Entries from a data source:
# # # #

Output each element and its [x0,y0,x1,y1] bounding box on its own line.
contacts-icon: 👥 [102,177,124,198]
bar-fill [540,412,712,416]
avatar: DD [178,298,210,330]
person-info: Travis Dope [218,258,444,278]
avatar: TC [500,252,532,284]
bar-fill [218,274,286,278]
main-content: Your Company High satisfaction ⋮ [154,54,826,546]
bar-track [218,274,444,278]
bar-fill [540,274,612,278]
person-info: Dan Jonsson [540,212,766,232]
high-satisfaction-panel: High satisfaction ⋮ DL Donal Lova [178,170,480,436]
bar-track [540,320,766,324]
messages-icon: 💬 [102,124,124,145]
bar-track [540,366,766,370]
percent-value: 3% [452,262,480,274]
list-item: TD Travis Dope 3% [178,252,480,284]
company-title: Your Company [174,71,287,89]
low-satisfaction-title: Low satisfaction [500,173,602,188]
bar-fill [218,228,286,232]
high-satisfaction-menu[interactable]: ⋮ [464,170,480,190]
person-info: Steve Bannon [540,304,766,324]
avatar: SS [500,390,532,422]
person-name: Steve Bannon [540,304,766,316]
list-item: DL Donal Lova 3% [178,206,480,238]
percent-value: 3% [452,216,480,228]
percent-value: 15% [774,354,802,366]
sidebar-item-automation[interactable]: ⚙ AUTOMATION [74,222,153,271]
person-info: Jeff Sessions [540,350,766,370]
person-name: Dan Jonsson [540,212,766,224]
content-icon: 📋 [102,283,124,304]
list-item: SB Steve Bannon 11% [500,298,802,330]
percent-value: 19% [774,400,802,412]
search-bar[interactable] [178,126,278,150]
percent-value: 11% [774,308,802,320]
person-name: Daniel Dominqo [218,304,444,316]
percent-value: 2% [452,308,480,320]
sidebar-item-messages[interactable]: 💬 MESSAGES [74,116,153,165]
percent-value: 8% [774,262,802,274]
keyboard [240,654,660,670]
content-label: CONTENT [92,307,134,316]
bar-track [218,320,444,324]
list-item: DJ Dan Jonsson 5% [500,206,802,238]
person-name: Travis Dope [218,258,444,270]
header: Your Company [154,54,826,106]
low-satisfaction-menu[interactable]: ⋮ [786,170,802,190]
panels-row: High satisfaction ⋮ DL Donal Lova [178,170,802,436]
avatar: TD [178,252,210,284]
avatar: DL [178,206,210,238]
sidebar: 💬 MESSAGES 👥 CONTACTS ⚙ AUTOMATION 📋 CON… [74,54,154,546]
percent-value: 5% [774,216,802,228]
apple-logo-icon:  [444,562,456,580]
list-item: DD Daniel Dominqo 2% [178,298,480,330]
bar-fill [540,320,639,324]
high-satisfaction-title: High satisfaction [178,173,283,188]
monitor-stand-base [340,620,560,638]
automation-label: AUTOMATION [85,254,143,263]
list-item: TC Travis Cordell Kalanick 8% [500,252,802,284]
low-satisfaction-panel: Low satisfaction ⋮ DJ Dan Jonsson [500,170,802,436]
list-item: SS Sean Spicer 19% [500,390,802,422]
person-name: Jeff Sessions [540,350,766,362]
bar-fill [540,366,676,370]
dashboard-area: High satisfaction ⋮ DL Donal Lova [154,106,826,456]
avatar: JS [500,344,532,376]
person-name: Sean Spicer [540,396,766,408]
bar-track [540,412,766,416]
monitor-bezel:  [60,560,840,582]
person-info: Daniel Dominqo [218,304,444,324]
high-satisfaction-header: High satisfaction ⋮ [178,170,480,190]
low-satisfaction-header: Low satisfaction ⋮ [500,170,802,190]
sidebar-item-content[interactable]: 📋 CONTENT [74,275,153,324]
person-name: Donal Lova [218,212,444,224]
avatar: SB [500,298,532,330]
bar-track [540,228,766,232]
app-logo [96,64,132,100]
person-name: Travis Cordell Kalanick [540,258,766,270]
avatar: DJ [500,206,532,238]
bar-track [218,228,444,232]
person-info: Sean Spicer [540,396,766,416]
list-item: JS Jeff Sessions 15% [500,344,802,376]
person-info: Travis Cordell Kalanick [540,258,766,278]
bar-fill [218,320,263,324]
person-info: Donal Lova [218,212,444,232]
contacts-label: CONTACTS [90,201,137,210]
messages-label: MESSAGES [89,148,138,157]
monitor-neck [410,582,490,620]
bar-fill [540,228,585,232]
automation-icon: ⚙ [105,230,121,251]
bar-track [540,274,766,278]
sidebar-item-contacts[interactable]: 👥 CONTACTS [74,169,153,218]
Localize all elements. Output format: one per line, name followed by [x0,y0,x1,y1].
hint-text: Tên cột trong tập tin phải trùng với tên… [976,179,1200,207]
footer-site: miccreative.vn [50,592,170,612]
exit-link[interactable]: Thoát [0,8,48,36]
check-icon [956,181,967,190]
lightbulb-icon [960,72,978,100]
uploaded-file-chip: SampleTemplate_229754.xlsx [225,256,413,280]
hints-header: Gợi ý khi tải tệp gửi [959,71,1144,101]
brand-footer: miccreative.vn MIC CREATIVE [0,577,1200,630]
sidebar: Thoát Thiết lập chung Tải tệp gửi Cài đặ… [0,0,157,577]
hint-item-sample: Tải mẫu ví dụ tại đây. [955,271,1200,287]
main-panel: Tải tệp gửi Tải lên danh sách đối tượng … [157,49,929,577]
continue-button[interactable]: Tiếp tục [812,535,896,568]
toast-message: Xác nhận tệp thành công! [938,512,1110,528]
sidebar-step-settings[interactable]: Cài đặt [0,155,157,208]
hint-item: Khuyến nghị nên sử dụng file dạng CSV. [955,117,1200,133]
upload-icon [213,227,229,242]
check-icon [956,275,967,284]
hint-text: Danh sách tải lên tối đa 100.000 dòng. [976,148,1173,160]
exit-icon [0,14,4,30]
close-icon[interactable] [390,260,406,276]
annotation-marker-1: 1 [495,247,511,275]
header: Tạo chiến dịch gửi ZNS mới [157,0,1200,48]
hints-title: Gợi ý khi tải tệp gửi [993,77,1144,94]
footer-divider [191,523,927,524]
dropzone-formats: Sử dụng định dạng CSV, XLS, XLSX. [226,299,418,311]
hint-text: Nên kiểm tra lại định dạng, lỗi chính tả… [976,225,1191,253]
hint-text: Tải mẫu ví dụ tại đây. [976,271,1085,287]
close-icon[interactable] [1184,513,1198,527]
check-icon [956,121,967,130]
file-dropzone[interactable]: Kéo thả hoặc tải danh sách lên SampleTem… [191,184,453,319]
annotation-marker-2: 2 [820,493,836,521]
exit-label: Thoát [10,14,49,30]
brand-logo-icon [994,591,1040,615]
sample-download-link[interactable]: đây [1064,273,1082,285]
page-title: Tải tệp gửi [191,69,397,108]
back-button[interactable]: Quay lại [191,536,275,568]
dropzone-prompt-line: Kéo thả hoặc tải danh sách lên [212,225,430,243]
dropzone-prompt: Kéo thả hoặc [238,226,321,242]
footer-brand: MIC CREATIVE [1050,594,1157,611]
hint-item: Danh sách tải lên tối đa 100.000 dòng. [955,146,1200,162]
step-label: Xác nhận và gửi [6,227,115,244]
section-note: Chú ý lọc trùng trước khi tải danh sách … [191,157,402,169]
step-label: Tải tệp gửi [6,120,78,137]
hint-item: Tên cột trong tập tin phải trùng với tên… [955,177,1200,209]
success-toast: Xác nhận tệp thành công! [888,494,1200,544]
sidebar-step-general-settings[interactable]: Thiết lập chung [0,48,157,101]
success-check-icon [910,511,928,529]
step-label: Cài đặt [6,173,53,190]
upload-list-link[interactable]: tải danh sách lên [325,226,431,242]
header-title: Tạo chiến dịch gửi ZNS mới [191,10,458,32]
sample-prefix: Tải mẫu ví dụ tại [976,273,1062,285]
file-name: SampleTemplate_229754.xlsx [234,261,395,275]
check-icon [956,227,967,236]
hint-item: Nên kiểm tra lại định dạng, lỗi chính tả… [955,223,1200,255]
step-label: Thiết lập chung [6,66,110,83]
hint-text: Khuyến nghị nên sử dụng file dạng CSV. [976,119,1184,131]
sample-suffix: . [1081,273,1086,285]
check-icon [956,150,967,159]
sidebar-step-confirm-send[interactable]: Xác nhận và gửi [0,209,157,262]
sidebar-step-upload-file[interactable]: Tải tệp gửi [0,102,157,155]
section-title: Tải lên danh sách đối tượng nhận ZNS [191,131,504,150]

# # # #

● **What the exercise asks**: Report each line of the entries above that contains the string "content", copying every matching line in full. Treat the match as case-sensitive.

● **Task answer**:
main-content: Your Company High satisfaction ⋮ [154,54,826,546]
content-icon: 📋 [102,283,124,304]
content-label: CONTENT [92,307,134,316]
sidebar-item-content[interactable]: 📋 CONTENT [74,275,153,324]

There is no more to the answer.